» **Instructions for the task**
Your task is to output all the records below, word for word.

» **Records provided**
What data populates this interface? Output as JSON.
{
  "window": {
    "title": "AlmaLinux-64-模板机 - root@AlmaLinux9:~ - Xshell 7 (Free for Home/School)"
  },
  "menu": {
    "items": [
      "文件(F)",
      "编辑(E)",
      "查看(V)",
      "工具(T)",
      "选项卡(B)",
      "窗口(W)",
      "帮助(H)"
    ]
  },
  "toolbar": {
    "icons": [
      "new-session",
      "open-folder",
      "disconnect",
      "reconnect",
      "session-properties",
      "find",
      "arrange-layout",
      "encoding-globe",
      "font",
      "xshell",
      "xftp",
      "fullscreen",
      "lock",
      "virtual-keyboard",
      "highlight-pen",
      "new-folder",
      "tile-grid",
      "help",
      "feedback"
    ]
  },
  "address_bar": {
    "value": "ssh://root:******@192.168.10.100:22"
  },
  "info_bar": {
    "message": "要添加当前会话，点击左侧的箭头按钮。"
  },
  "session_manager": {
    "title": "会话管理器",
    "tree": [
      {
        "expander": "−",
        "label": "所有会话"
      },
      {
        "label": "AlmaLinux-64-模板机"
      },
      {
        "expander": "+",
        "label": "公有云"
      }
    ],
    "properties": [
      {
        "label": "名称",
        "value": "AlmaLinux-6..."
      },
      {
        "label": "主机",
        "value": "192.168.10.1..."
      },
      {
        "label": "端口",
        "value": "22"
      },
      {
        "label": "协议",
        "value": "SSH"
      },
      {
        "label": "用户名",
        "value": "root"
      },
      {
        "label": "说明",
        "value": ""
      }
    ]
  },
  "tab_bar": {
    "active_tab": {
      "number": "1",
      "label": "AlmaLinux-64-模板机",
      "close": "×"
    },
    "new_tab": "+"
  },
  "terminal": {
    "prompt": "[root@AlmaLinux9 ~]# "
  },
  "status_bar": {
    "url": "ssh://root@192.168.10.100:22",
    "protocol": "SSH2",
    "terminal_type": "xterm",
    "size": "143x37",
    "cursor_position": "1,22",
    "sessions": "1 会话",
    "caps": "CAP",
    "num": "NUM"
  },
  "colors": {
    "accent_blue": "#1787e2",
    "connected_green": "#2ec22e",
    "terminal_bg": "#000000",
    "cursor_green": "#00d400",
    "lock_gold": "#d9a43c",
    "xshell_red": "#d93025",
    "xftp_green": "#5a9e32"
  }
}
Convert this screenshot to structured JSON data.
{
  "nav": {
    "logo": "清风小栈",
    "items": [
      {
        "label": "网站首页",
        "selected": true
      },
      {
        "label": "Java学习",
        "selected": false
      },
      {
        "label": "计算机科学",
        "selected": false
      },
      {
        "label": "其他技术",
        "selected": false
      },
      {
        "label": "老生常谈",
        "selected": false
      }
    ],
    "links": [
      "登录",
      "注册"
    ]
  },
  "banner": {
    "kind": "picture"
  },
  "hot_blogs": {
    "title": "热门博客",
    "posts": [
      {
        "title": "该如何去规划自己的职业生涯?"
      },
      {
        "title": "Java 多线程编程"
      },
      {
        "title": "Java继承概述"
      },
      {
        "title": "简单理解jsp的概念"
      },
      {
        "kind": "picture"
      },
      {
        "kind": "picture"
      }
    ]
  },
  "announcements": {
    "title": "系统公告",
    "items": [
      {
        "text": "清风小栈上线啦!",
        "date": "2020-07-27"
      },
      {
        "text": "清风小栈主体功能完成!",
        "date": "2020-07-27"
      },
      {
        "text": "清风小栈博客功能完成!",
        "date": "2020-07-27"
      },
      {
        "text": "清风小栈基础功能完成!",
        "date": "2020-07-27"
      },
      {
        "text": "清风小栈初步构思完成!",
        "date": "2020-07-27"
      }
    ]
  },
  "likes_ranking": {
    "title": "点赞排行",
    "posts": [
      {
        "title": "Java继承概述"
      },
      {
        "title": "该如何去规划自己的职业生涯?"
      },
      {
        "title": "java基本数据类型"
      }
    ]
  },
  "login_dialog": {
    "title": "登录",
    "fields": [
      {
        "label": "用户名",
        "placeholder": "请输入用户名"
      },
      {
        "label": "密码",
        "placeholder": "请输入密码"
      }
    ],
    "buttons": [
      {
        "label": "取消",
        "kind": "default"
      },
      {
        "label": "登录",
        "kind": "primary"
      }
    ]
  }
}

» **Exercise solution**
What data populates this interface? Output as JSON.
{
  "window": {
    "title": "AlmaLinux-64-模板机 - root@AlmaLinux9:~ - Xshell 7 (Free for Home/School)"
  },
  "menu": {
    "items": [
      "文件(F)",
      "编辑(E)",
      "查看(V)",
      "工具(T)",
      "选项卡(B)",
      "窗口(W)",
      "帮助(H)"
    ]
  },
  "toolbar": {
    "icons": [
      "new-session",
      "open-folder",
      "disconnect",
      "reconnect",
      "session-properties",
      "find",
      "arrange-layout",
      "encoding-globe",
      "font",
      "xshell",
      "xftp",
      "fullscreen",
      "lock",
      "virtual-keyboard",
      "highlight-pen",
      "new-folder",
      "tile-grid",
      "help",
      "feedback"
    ]
  },
  "address_bar": {
    "value": "ssh://root:******@192.168.10.100:22"
  },
  "info_bar": {
    "message": "要添加当前会话，点击左侧的箭头按钮。"
  },
  "session_manager": {
    "title": "会话管理器",
    "tree": [
      {
        "expander": "−",
        "label": "所有会话"
      },
      {
        "label": "AlmaLinux-64-模板机"
      },
      {
        "expander": "+",
        "label": "公有云"
      }
    ],
    "properties": [
      {
        "label": "名称",
        "value": "AlmaLinux-6..."
      },
      {
        "label": "主机",
        "value": "192.168.10.1..."
      },
      {
        "label": "端口",
        "value": "22"
      },
      {
        "label": "协议",
        "value": "SSH"
      },
      {
        "label": "用户名",
        "value": "root"
      },
      {
        "label": "说明",
        "value": ""
      }
    ]
  },
  "tab_bar": {
    "active_tab": {
      "number": "1",
      "label": "AlmaLinux-64-模板机",
      "close": "×"
    },
    "new_tab": "+"
  },
  "terminal": {
    "prompt": "[root@AlmaLinux9 ~]# "
  },
  "status_bar": {
    "url": "ssh://root@192.168.10.100:22",
    "protocol": "SSH2",
    "terminal_type": "xterm",
    "size": "143x37",
    "cursor_position": "1,22",
    "sessions": "1 会话",
    "caps": "CAP",
    "num": "NUM"
  },
  "colors": {
    "accent_blue": "#1787e2",
    "connected_green": "#2ec22e",
    "terminal_bg": "#000000",
    "cursor_green": "#00d400",
    "lock_gold": "#d9a43c",
    "xshell_red": "#d93025",
    "xftp_green": "#5a9e32"
  }
}
Convert this screenshot to structured JSON data.
{
  "nav": {
    "logo": "清风小栈",
    "items": [
      {
        "label": "网站首页",
        "selected": true
      },
      {
        "label": "Java学习",
        "selected": false
      },
      {
        "label": "计算机科学",
        "selected": false
      },
      {
        "label": "其他技术",
        "selected": false
      },
      {
        "label": "老生常谈",
        "selected": false
      }
    ],
    "links": [
      "登录",
      "注册"
    ]
  },
  "banner": {
    "kind": "picture"
  },
  "hot_blogs": {
    "title": "热门博客",
    "posts": [
      {
        "title": "该如何去规划自己的职业生涯?"
      },
      {
        "title": "Java 多线程编程"
      },
      {
        "title": "Java继承概述"
      },
      {
        "title": "简单理解jsp的概念"
      },
      {
        "kind": "picture"
      },
      {
        "kind": "picture"
      }
    ]
  },
  "announcements": {
    "title": "系统公告",
    "items": [
      {
        "text": "清风小栈上线啦!",
        "date": "2020-07-27"
      },
      {
        "text": "清风小栈主体功能完成!",
        "date": "2020-07-27"
      },
      {
        "text": "清风小栈博客功能完成!",
        "date": "2020-07-27"
      },
      {
        "text": "清风小栈基础功能完成!",
        "date": "2020-07-27"
      },
      {
        "text": "清风小栈初步构思完成!",
        "date": "2020-07-27"
      }
    ]
  },
  "likes_ranking": {
    "title": "点赞排行",
    "posts": [
      {
        "title": "Java继承概述"
      },
      {
        "title": "该如何去规划自己的职业生涯?"
      },
      {
        "title": "java基本数据类型"
      }
    ]
  },
  "login_dialog": {
    "title": "登录",
    "fields": [
      {
        "label": "用户名",
        "placeholder": "请输入用户名"
      },
      {
        "label": "密码",
        "placeholder": "请输入密码"
      }
    ],
    "buttons": [
      {
        "label": "取消",
        "kind": "default"
      },
      {
        "label": "登录",
        "kind": "primary"
      }
    ]
  }
}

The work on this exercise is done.